=== Source records ===
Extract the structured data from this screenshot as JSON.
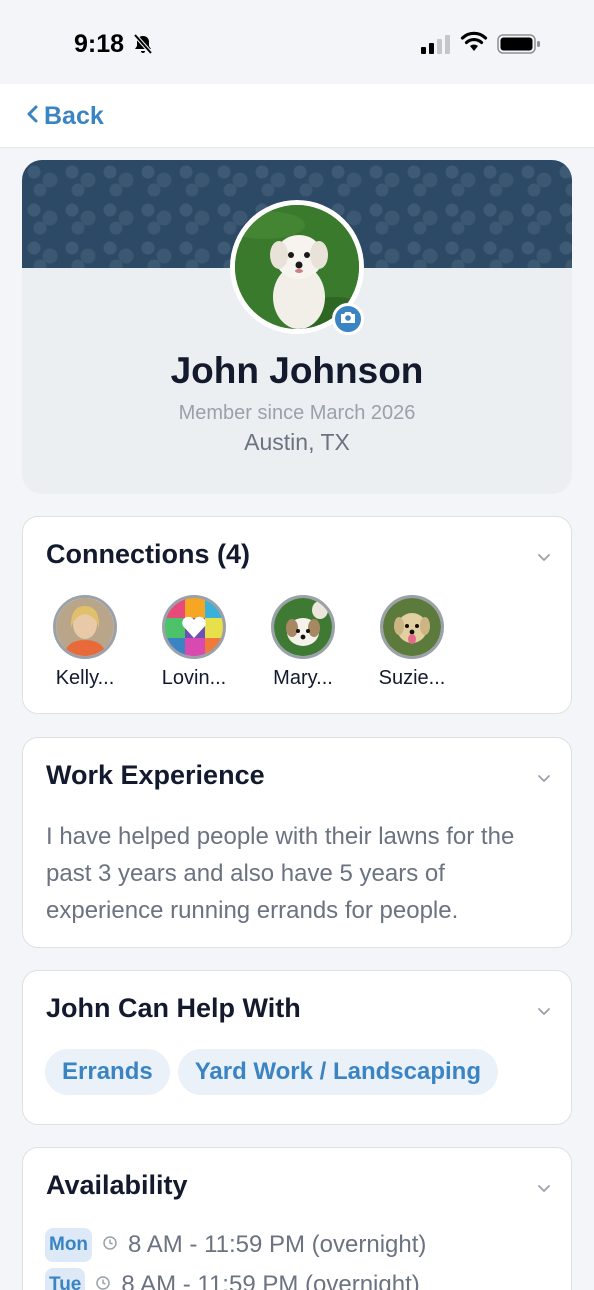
{
  "status_bar": {
    "time": "9:18"
  },
  "nav": {
    "back_label": "Back"
  },
  "profile": {
    "name": "John Johnson",
    "member_since": "Member since March 2026",
    "location": "Austin, TX"
  },
  "connections": {
    "title": "Connections (4)",
    "items": [
      {
        "name": "Kelly..."
      },
      {
        "name": "Lovin..."
      },
      {
        "name": "Mary..."
      },
      {
        "name": "Suzie..."
      }
    ]
  },
  "work_experience": {
    "title": "Work Experience",
    "text": "I have helped people with their lawns for the past 3 years and also have 5 years of experience running errands for people."
  },
  "help_with": {
    "title": "John Can Help With",
    "chips": [
      "Errands",
      "Yard Work / Landscaping"
    ]
  },
  "availability": {
    "title": "Availability",
    "rows": [
      {
        "day": "Mon",
        "time": "8 AM - 11:59 PM (overnight)"
      },
      {
        "day": "Tue",
        "time": "8 AM - 11:59 PM (overnight)"
      }
    ]
  },
  "colors": {
    "accent": "#3b84c4",
    "banner": "#2c4a66",
    "background": "#f3f5f8",
    "text_dark": "#141a2e",
    "text_muted": "#6b7280"
  }
}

=== PROBLEM STATEMENT ===
Ignore the images and quote every line of the listing exactly.

=== EXERCISE ANSWER ===
Extract the structured data from this screenshot as JSON.
{
  "status_bar": {
    "time": "9:18"
  },
  "nav": {
    "back_label": "Back"
  },
  "profile": {
    "name": "John Johnson",
    "member_since": "Member since March 2026",
    "location": "Austin, TX"
  },
  "connections": {
    "title": "Connections (4)",
    "items": [
      {
        "name": "Kelly..."
      },
      {
        "name": "Lovin..."
      },
      {
        "name": "Mary..."
      },
      {
        "name": "Suzie..."
      }
    ]
  },
  "work_experience": {
    "title": "Work Experience",
    "text": "I have helped people with their lawns for the past 3 years and also have 5 years of experience running errands for people."
  },
  "help_with": {
    "title": "John Can Help With",
    "chips": [
      "Errands",
      "Yard Work / Landscaping"
    ]
  },
  "availability": {
    "title": "Availability",
    "rows": [
      {
        "day": "Mon",
        "time": "8 AM - 11:59 PM (overnight)"
      },
      {
        "day": "Tue",
        "time": "8 AM - 11:59 PM (overnight)"
      }
    ]
  },
  "colors": {
    "accent": "#3b84c4",
    "banner": "#2c4a66",
    "background": "#f3f5f8",
    "text_dark": "#141a2e",
    "text_muted": "#6b7280"
  }
}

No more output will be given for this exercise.